── ITEMS ──

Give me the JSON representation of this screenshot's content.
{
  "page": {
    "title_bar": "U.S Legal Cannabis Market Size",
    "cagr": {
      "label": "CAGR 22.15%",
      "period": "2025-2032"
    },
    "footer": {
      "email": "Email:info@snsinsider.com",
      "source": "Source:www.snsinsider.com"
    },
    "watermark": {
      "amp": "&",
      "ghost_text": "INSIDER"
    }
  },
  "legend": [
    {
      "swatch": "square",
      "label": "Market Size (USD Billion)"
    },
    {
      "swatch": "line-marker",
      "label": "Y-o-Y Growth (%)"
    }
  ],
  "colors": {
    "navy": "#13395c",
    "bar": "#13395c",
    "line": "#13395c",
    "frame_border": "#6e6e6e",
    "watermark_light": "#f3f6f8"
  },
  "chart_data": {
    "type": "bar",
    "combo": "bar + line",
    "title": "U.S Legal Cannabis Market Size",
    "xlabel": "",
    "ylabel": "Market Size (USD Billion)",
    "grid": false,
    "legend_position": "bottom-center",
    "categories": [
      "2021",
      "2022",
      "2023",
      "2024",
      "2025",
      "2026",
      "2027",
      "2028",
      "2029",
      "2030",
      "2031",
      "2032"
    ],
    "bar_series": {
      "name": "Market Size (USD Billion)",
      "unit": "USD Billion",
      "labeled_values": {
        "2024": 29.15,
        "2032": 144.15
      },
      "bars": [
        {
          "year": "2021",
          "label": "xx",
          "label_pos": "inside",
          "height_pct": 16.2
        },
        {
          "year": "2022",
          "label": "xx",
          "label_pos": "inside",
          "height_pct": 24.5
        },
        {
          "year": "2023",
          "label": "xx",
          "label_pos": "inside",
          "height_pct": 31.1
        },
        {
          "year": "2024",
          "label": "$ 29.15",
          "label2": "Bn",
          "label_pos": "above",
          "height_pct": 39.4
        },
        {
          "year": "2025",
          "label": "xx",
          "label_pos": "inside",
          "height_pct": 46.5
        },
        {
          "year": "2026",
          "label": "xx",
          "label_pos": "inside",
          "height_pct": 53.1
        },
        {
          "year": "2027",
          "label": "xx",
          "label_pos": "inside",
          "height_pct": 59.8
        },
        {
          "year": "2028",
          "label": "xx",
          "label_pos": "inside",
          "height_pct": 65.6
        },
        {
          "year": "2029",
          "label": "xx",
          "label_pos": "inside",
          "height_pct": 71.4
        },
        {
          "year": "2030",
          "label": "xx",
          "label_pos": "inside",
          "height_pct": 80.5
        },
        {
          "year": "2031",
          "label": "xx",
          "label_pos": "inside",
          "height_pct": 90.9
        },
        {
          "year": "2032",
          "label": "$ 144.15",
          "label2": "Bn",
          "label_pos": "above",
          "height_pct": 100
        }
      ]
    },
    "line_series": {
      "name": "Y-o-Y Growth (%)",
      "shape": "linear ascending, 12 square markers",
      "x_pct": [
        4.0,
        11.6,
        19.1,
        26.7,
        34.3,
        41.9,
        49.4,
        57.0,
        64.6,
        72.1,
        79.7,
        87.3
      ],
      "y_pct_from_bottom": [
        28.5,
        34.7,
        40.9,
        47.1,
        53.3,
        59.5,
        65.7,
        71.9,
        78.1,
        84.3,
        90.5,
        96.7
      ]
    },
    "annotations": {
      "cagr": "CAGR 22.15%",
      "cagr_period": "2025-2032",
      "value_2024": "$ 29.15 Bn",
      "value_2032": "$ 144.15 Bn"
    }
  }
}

───

• _INSTRUCTIONS TO FOLLOW_
Write out the whole listing exactly.

• _COMPLETE ANSWER_
Give me the JSON representation of this screenshot's content.
{
  "page": {
    "title_bar": "U.S Legal Cannabis Market Size",
    "cagr": {
      "label": "CAGR 22.15%",
      "period": "2025-2032"
    },
    "footer": {
      "email": "Email:info@snsinsider.com",
      "source": "Source:www.snsinsider.com"
    },
    "watermark": {
      "amp": "&",
      "ghost_text": "INSIDER"
    }
  },
  "legend": [
    {
      "swatch": "square",
      "label": "Market Size (USD Billion)"
    },
    {
      "swatch": "line-marker",
      "label": "Y-o-Y Growth (%)"
    }
  ],
  "colors": {
    "navy": "#13395c",
    "bar": "#13395c",
    "line": "#13395c",
    "frame_border": "#6e6e6e",
    "watermark_light": "#f3f6f8"
  },
  "chart_data": {
    "type": "bar",
    "combo": "bar + line",
    "title": "U.S Legal Cannabis Market Size",
    "xlabel": "",
    "ylabel": "Market Size (USD Billion)",
    "grid": false,
    "legend_position": "bottom-center",
    "categories": [
      "2021",
      "2022",
      "2023",
      "2024",
      "2025",
      "2026",
      "2027",
      "2028",
      "2029",
      "2030",
      "2031",
      "2032"
    ],
    "bar_series": {
      "name": "Market Size (USD Billion)",
      "unit": "USD Billion",
      "labeled_values": {
        "2024": 29.15,
        "2032": 144.15
      },
      "bars": [
        {
          "year": "2021",
          "label": "xx",
          "label_pos": "inside",
          "height_pct": 16.2
        },
        {
          "year": "2022",
          "label": "xx",
          "label_pos": "inside",
          "height_pct": 24.5
        },
        {
          "year": "2023",
          "label": "xx",
          "label_pos": "inside",
          "height_pct": 31.1
        },
        {
          "year": "2024",
          "label": "$ 29.15",
          "label2": "Bn",
          "label_pos": "above",
          "height_pct": 39.4
        },
        {
          "year": "2025",
          "label": "xx",
          "label_pos": "inside",
          "height_pct": 46.5
        },
        {
          "year": "2026",
          "label": "xx",
          "label_pos": "inside",
          "height_pct": 53.1
        },
        {
          "year": "2027",
          "label": "xx",
          "label_pos": "inside",
          "height_pct": 59.8
        },
        {
          "year": "2028",
          "label": "xx",
          "label_pos": "inside",
          "height_pct": 65.6
        },
        {
          "year": "2029",
          "label": "xx",
          "label_pos": "inside",
          "height_pct": 71.4
        },
        {
          "year": "2030",
          "label": "xx",
          "label_pos": "inside",
          "height_pct": 80.5
        },
        {
          "year": "2031",
          "label": "xx",
          "label_pos": "inside",
          "height_pct": 90.9
        },
        {
          "year": "2032",
          "label": "$ 144.15",
          "label2": "Bn",
          "label_pos": "above",
          "height_pct": 100
        }
      ]
    },
    "line_series": {
      "name": "Y-o-Y Growth (%)",
      "shape": "linear ascending, 12 square markers",
      "x_pct": [
        4.0,
        11.6,
        19.1,
        26.7,
        34.3,
        41.9,
        49.4,
        57.0,
        64.6,
        72.1,
        79.7,
        87.3
      ],
      "y_pct_from_bottom": [
        28.5,
        34.7,
        40.9,
        47.1,
        53.3,
        59.5,
        65.7,
        71.9,
        78.1,
        84.3,
        90.5,
        96.7
      ]
    },
    "annotations": {
      "cagr": "CAGR 22.15%",
      "cagr_period": "2025-2032",
      "value_2024": "$ 29.15 Bn",
      "value_2032": "$ 144.15 Bn"
    }
  }
}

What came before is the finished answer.